• REQUIREMENTS: Quote the listing in full, exactly as given, minus any pictures.

[start RECORDS SUPPLIED]

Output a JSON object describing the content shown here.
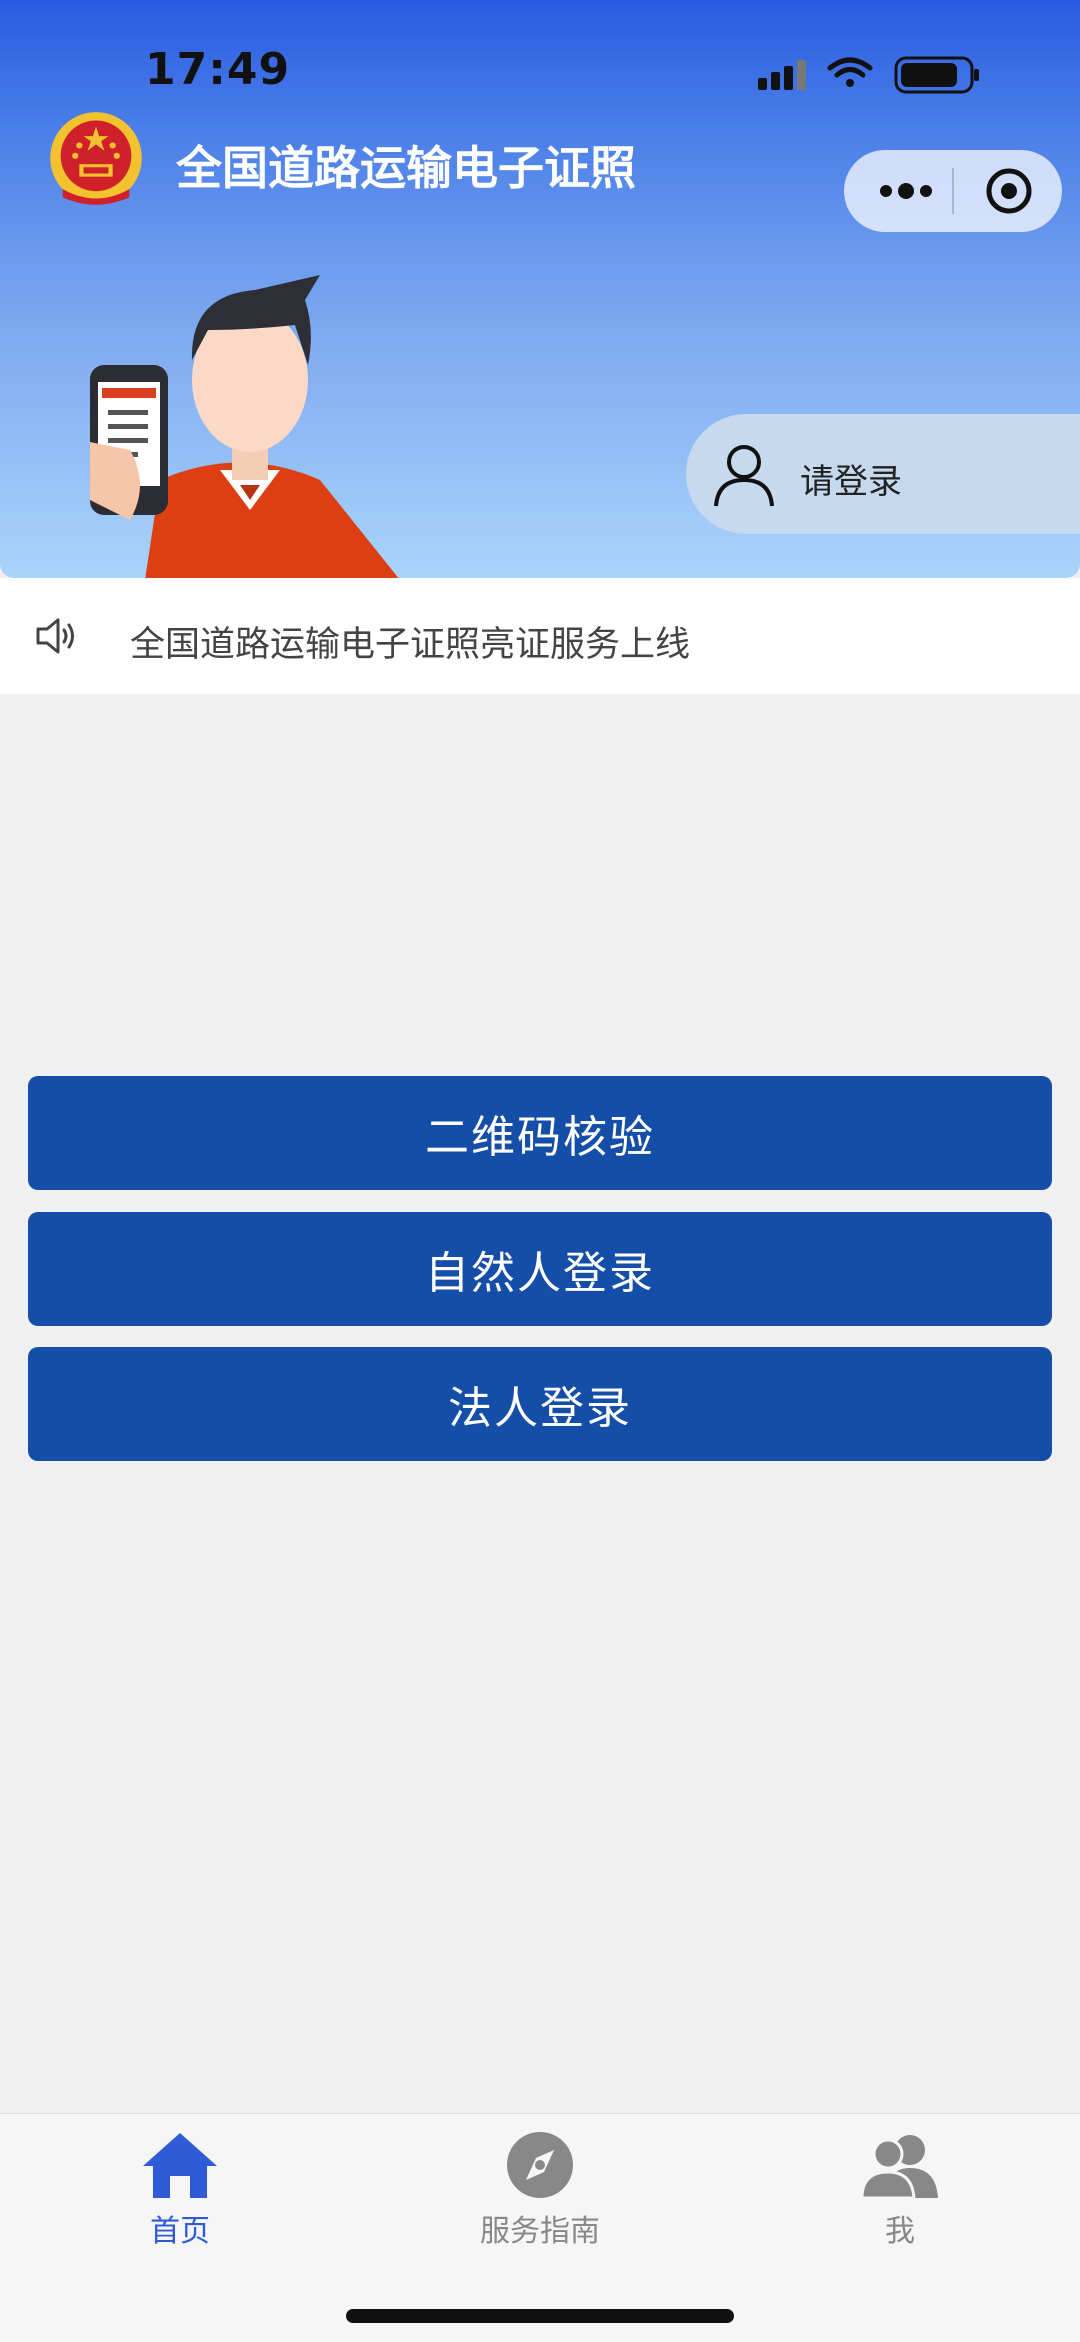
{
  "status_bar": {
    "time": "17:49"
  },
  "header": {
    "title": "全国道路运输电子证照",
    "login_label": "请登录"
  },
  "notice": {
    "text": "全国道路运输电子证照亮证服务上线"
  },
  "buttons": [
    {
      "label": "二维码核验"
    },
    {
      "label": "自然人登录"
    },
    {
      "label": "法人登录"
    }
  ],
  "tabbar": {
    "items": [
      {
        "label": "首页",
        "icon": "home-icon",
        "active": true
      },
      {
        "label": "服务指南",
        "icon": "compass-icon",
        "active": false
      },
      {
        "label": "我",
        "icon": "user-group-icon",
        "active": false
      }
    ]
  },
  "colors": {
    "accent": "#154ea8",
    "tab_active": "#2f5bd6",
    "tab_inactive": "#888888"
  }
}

[end RECORDS SUPPLIED]

• EXERCISE SOLUTION:
Output a JSON object describing the content shown here.
{
  "status_bar": {
    "time": "17:49"
  },
  "header": {
    "title": "全国道路运输电子证照",
    "login_label": "请登录"
  },
  "notice": {
    "text": "全国道路运输电子证照亮证服务上线"
  },
  "buttons": [
    {
      "label": "二维码核验"
    },
    {
      "label": "自然人登录"
    },
    {
      "label": "法人登录"
    }
  ],
  "tabbar": {
    "items": [
      {
        "label": "首页",
        "icon": "home-icon",
        "active": true
      },
      {
        "label": "服务指南",
        "icon": "compass-icon",
        "active": false
      },
      {
        "label": "我",
        "icon": "user-group-icon",
        "active": false
      }
    ]
  },
  "colors": {
    "accent": "#154ea8",
    "tab_active": "#2f5bd6",
    "tab_inactive": "#888888"
  }
}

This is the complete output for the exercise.